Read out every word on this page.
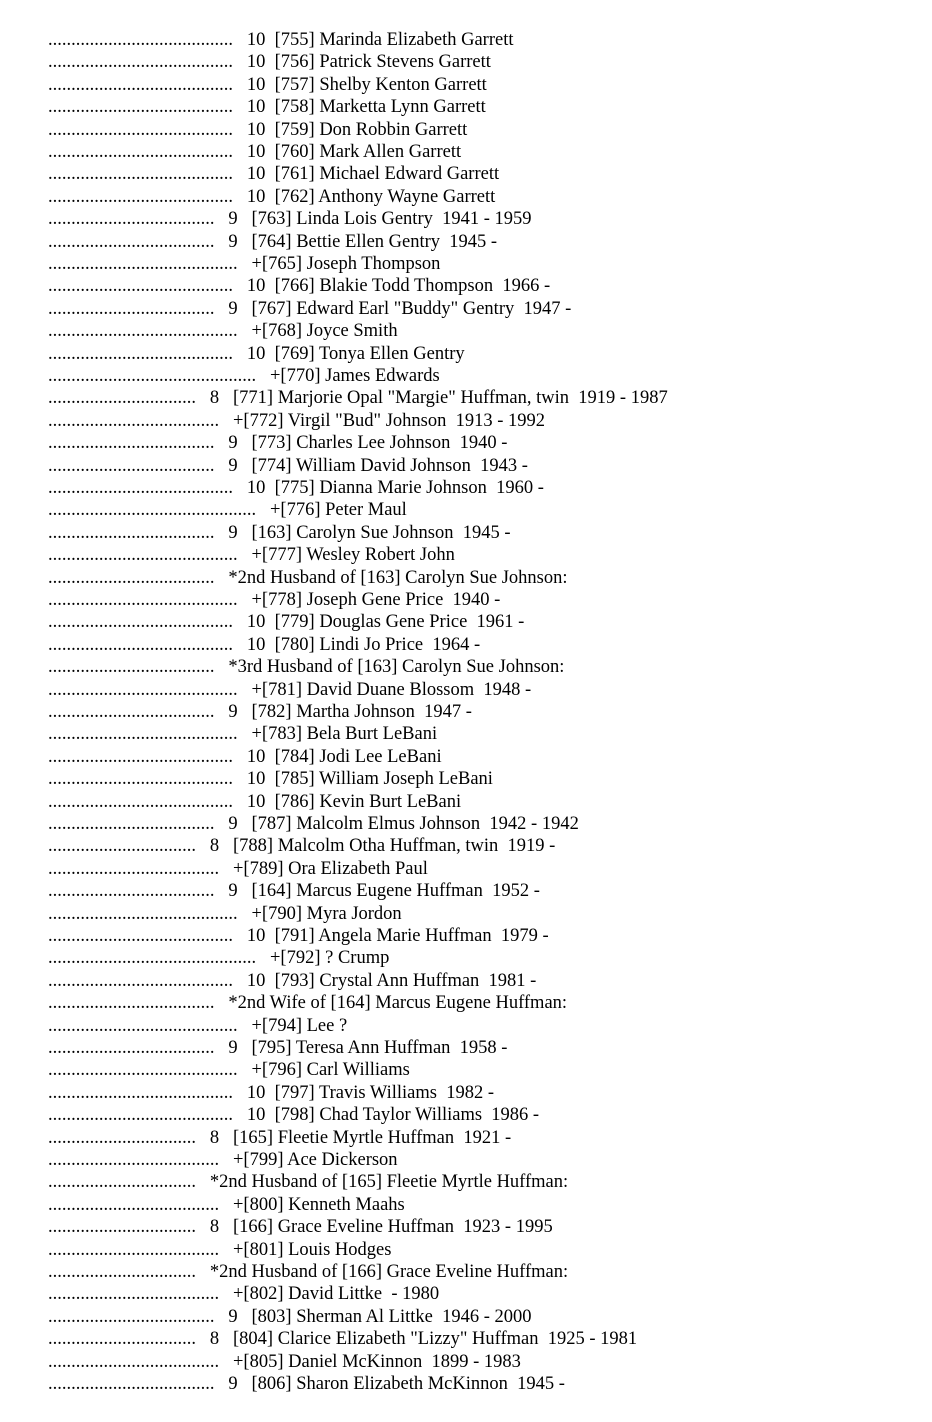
........................................   10  [755] Marinda Elizabeth Garrett
........................................   10  [756] Patrick Stevens Garrett
........................................   10  [757] Shelby Kenton Garrett
........................................   10  [758] Marketta Lynn Garrett
........................................   10  [759] Don Robbin Garrett
........................................   10  [760] Mark Allen Garrett
........................................   10  [761] Michael Edward Garrett
........................................   10  [762] Anthony Wayne Garrett
....................................   9   [763] Linda Lois Gentry  1941 - 1959
....................................   9   [764] Bettie Ellen Gentry  1945 -
.........................................   +[765] Joseph Thompson
........................................   10  [766] Blakie Todd Thompson  1966 -
....................................   9   [767] Edward Earl "Buddy" Gentry  1947 -
.........................................   +[768] Joyce Smith
........................................   10  [769] Tonya Ellen Gentry
.............................................   +[770] James Edwards
................................   8   [771] Marjorie Opal "Margie" Huffman, twin  1919 - 1987
.....................................   +[772] Virgil "Bud" Johnson  1913 - 1992
....................................   9   [773] Charles Lee Johnson  1940 -
....................................   9   [774] William David Johnson  1943 -
........................................   10  [775] Dianna Marie Johnson  1960 -
.............................................   +[776] Peter Maul
....................................   9   [163] Carolyn Sue Johnson  1945 -
.........................................   +[777] Wesley Robert John
....................................   *2nd Husband of [163] Carolyn Sue Johnson:
.........................................   +[778] Joseph Gene Price  1940 -
........................................   10  [779] Douglas Gene Price  1961 -
........................................   10  [780] Lindi Jo Price  1964 -
....................................   *3rd Husband of [163] Carolyn Sue Johnson:
.........................................   +[781] David Duane Blossom  1948 -
....................................   9   [782] Martha Johnson  1947 -
.........................................   +[783] Bela Burt LeBani
........................................   10  [784] Jodi Lee LeBani
........................................   10  [785] William Joseph LeBani
........................................   10  [786] Kevin Burt LeBani
....................................   9   [787] Malcolm Elmus Johnson  1942 - 1942
................................   8   [788] Malcolm Otha Huffman, twin  1919 -
.....................................   +[789] Ora Elizabeth Paul
....................................   9   [164] Marcus Eugene Huffman  1952 -
.........................................   +[790] Myra Jordon
........................................   10  [791] Angela Marie Huffman  1979 -
.............................................   +[792] ? Crump
........................................   10  [793] Crystal Ann Huffman  1981 -
....................................   *2nd Wife of [164] Marcus Eugene Huffman:
.........................................   +[794] Lee ?
....................................   9   [795] Teresa Ann Huffman  1958 -
.........................................   +[796] Carl Williams
........................................   10  [797] Travis Williams  1982 -
........................................   10  [798] Chad Taylor Williams  1986 -
................................   8   [165] Fleetie Myrtle Huffman  1921 -
.....................................   +[799] Ace Dickerson
................................   *2nd Husband of [165] Fleetie Myrtle Huffman:
.....................................   +[800] Kenneth Maahs
................................   8   [166] Grace Eveline Huffman  1923 - 1995
.....................................   +[801] Louis Hodges
................................   *2nd Husband of [166] Grace Eveline Huffman:
.....................................   +[802] David Littke  - 1980
....................................   9   [803] Sherman Al Littke  1946 - 2000
................................   8   [804] Clarice Elizabeth "Lizzy" Huffman  1925 - 1981
.....................................   +[805] Daniel McKinnon  1899 - 1983
....................................   9   [806] Sharon Elizabeth McKinnon  1945 -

##########

**WHAT THIS TASK INVOLVES**
From the listing above, copy every line that includes the word "McKinnon".

**ANSWER FOR THE TASK**
.....................................   +[805] Daniel McKinnon  1899 - 1983
....................................   9   [806] Sharon Elizabeth McKinnon  1945 -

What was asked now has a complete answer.